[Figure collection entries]
===
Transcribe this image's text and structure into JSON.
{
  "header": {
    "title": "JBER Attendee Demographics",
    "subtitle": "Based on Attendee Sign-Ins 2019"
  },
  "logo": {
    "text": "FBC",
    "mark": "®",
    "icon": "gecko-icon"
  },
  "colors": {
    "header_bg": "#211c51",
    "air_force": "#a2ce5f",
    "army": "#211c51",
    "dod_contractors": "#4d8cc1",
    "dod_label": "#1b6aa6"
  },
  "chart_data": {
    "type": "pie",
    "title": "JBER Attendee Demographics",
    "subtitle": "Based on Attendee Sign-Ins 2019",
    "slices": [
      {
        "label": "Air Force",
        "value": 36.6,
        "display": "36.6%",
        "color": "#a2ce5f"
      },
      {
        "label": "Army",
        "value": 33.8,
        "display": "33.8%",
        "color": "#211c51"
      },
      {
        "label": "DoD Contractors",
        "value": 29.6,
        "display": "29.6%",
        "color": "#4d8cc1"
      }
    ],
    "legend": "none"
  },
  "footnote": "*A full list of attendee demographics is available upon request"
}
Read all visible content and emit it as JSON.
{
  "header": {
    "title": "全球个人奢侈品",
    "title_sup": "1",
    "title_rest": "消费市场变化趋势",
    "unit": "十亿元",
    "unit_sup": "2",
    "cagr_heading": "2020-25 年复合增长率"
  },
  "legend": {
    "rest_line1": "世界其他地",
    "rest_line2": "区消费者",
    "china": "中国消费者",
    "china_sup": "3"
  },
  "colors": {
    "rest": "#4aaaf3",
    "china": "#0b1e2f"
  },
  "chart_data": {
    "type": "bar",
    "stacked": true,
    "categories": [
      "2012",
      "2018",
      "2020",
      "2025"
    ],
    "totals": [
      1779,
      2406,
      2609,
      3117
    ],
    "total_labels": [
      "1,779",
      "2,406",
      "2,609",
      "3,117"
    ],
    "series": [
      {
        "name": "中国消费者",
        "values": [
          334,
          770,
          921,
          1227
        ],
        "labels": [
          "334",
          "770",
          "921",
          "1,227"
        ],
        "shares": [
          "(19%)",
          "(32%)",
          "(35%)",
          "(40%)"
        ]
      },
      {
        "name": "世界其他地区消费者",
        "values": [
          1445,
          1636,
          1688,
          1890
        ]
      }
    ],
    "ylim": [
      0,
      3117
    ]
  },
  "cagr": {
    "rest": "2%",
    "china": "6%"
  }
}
===
◆ **WHAT IS REQUIRED**
Write out the data exactly as it stands.

◆ **FINAL RESULT**
Transcribe this image's text and structure into JSON.
{
  "header": {
    "title": "JBER Attendee Demographics",
    "subtitle": "Based on Attendee Sign-Ins 2019"
  },
  "logo": {
    "text": "FBC",
    "mark": "®",
    "icon": "gecko-icon"
  },
  "colors": {
    "header_bg": "#211c51",
    "air_force": "#a2ce5f",
    "army": "#211c51",
    "dod_contractors": "#4d8cc1",
    "dod_label": "#1b6aa6"
  },
  "chart_data": {
    "type": "pie",
    "title": "JBER Attendee Demographics",
    "subtitle": "Based on Attendee Sign-Ins 2019",
    "slices": [
      {
        "label": "Air Force",
        "value": 36.6,
        "display": "36.6%",
        "color": "#a2ce5f"
      },
      {
        "label": "Army",
        "value": 33.8,
        "display": "33.8%",
        "color": "#211c51"
      },
      {
        "label": "DoD Contractors",
        "value": 29.6,
        "display": "29.6%",
        "color": "#4d8cc1"
      }
    ],
    "legend": "none"
  },
  "footnote": "*A full list of attendee demographics is available upon request"
}
Read all visible content and emit it as JSON.
{
  "header": {
    "title": "全球个人奢侈品",
    "title_sup": "1",
    "title_rest": "消费市场变化趋势",
    "unit": "十亿元",
    "unit_sup": "2",
    "cagr_heading": "2020-25 年复合增长率"
  },
  "legend": {
    "rest_line1": "世界其他地",
    "rest_line2": "区消费者",
    "china": "中国消费者",
    "china_sup": "3"
  },
  "colors": {
    "rest": "#4aaaf3",
    "china": "#0b1e2f"
  },
  "chart_data": {
    "type": "bar",
    "stacked": true,
    "categories": [
      "2012",
      "2018",
      "2020",
      "2025"
    ],
    "totals": [
      1779,
      2406,
      2609,
      3117
    ],
    "total_labels": [
      "1,779",
      "2,406",
      "2,609",
      "3,117"
    ],
    "series": [
      {
        "name": "中国消费者",
        "values": [
          334,
          770,
          921,
          1227
        ],
        "labels": [
          "334",
          "770",
          "921",
          "1,227"
        ],
        "shares": [
          "(19%)",
          "(32%)",
          "(35%)",
          "(40%)"
        ]
      },
      {
        "name": "世界其他地区消费者",
        "values": [
          1445,
          1636,
          1688,
          1890
        ]
      }
    ],
    "ylim": [
      0,
      3117
    ]
  },
  "cagr": {
    "rest": "2%",
    "china": "6%"
  }
}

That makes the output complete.